#### DATA RECORDS
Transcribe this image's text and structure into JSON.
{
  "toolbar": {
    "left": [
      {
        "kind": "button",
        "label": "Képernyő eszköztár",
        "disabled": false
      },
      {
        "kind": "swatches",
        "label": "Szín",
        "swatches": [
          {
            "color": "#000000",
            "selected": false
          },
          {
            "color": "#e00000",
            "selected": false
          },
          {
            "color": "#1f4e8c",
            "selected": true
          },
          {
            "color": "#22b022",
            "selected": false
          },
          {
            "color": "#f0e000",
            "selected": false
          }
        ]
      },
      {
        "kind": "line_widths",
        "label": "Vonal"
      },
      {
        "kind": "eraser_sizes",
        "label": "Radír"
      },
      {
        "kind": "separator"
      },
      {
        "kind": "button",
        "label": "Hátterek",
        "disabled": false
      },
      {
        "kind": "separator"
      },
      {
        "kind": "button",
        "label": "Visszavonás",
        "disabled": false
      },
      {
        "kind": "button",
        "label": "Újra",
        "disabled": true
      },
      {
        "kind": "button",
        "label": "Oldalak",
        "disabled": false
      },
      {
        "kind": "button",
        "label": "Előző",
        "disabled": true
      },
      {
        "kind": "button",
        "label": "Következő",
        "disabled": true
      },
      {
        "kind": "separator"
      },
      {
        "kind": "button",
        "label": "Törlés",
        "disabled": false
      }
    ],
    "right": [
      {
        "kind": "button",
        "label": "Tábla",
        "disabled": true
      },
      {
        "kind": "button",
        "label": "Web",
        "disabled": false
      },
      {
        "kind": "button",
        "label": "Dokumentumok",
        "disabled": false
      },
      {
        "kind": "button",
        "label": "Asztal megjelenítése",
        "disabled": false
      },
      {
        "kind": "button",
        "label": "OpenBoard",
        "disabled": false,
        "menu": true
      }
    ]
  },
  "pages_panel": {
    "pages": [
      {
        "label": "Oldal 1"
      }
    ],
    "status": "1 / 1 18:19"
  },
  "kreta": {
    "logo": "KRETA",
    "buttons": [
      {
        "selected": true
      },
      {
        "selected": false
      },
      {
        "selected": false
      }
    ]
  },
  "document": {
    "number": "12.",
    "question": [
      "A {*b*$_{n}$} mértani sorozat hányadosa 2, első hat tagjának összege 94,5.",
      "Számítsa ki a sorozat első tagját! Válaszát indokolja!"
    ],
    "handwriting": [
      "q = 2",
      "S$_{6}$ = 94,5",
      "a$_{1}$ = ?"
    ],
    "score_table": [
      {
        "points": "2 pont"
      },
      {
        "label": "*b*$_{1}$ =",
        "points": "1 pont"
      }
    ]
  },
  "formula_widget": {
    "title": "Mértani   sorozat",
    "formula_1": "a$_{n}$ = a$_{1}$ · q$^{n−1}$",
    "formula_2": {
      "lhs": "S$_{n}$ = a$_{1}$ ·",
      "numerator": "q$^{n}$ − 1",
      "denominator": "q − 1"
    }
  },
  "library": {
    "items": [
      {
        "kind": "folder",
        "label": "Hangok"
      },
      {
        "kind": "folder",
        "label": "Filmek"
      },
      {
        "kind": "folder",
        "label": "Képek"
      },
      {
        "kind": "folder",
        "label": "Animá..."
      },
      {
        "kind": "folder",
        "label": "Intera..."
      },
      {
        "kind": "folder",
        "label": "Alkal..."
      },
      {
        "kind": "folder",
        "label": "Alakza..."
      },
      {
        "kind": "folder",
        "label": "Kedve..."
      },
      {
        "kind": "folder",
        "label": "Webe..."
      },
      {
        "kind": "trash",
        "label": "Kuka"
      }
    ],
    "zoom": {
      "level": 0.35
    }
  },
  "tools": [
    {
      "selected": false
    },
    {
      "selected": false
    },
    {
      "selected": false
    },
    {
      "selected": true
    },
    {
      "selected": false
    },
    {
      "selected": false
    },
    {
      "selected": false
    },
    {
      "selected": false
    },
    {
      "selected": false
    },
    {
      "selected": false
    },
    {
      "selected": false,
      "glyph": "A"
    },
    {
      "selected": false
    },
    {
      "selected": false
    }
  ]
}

#### SET TASK
The records above need to be transcribed in full. Keep every character unchanged.

#### CORRECT RESULT
Transcribe this image's text and structure into JSON.
{
  "toolbar": {
    "left": [
      {
        "kind": "button",
        "label": "Képernyő eszköztár",
        "disabled": false
      },
      {
        "kind": "swatches",
        "label": "Szín",
        "swatches": [
          {
            "color": "#000000",
            "selected": false
          },
          {
            "color": "#e00000",
            "selected": false
          },
          {
            "color": "#1f4e8c",
            "selected": true
          },
          {
            "color": "#22b022",
            "selected": false
          },
          {
            "color": "#f0e000",
            "selected": false
          }
        ]
      },
      {
        "kind": "line_widths",
        "label": "Vonal"
      },
      {
        "kind": "eraser_sizes",
        "label": "Radír"
      },
      {
        "kind": "separator"
      },
      {
        "kind": "button",
        "label": "Hátterek",
        "disabled": false
      },
      {
        "kind": "separator"
      },
      {
        "kind": "button",
        "label": "Visszavonás",
        "disabled": false
      },
      {
        "kind": "button",
        "label": "Újra",
        "disabled": true
      },
      {
        "kind": "button",
        "label": "Oldalak",
        "disabled": false
      },
      {
        "kind": "button",
        "label": "Előző",
        "disabled": true
      },
      {
        "kind": "button",
        "label": "Következő",
        "disabled": true
      },
      {
        "kind": "separator"
      },
      {
        "kind": "button",
        "label": "Törlés",
        "disabled": false
      }
    ],
    "right": [
      {
        "kind": "button",
        "label": "Tábla",
        "disabled": true
      },
      {
        "kind": "button",
        "label": "Web",
        "disabled": false
      },
      {
        "kind": "button",
        "label": "Dokumentumok",
        "disabled": false
      },
      {
        "kind": "button",
        "label": "Asztal megjelenítése",
        "disabled": false
      },
      {
        "kind": "button",
        "label": "OpenBoard",
        "disabled": false,
        "menu": true
      }
    ]
  },
  "pages_panel": {
    "pages": [
      {
        "label": "Oldal 1"
      }
    ],
    "status": "1 / 1 18:19"
  },
  "kreta": {
    "logo": "KRETA",
    "buttons": [
      {
        "selected": true
      },
      {
        "selected": false
      },
      {
        "selected": false
      }
    ]
  },
  "document": {
    "number": "12.",
    "question": [
      "A {*b*$_{n}$} mértani sorozat hányadosa 2, első hat tagjának összege 94,5.",
      "Számítsa ki a sorozat első tagját! Válaszát indokolja!"
    ],
    "handwriting": [
      "q = 2",
      "S$_{6}$ = 94,5",
      "a$_{1}$ = ?"
    ],
    "score_table": [
      {
        "points": "2 pont"
      },
      {
        "label": "*b*$_{1}$ =",
        "points": "1 pont"
      }
    ]
  },
  "formula_widget": {
    "title": "Mértani   sorozat",
    "formula_1": "a$_{n}$ = a$_{1}$ · q$^{n−1}$",
    "formula_2": {
      "lhs": "S$_{n}$ = a$_{1}$ ·",
      "numerator": "q$^{n}$ − 1",
      "denominator": "q − 1"
    }
  },
  "library": {
    "items": [
      {
        "kind": "folder",
        "label": "Hangok"
      },
      {
        "kind": "folder",
        "label": "Filmek"
      },
      {
        "kind": "folder",
        "label": "Képek"
      },
      {
        "kind": "folder",
        "label": "Animá..."
      },
      {
        "kind": "folder",
        "label": "Intera..."
      },
      {
        "kind": "folder",
        "label": "Alkal..."
      },
      {
        "kind": "folder",
        "label": "Alakza..."
      },
      {
        "kind": "folder",
        "label": "Kedve..."
      },
      {
        "kind": "folder",
        "label": "Webe..."
      },
      {
        "kind": "trash",
        "label": "Kuka"
      }
    ],
    "zoom": {
      "level": 0.35
    }
  },
  "tools": [
    {
      "selected": false
    },
    {
      "selected": false
    },
    {
      "selected": false
    },
    {
      "selected": true
    },
    {
      "selected": false
    },
    {
      "selected": false
    },
    {
      "selected": false
    },
    {
      "selected": false
    },
    {
      "selected": false
    },
    {
      "selected": false
    },
    {
      "selected": false,
      "glyph": "A"
    },
    {
      "selected": false
    },
    {
      "selected": false
    }
  ]
}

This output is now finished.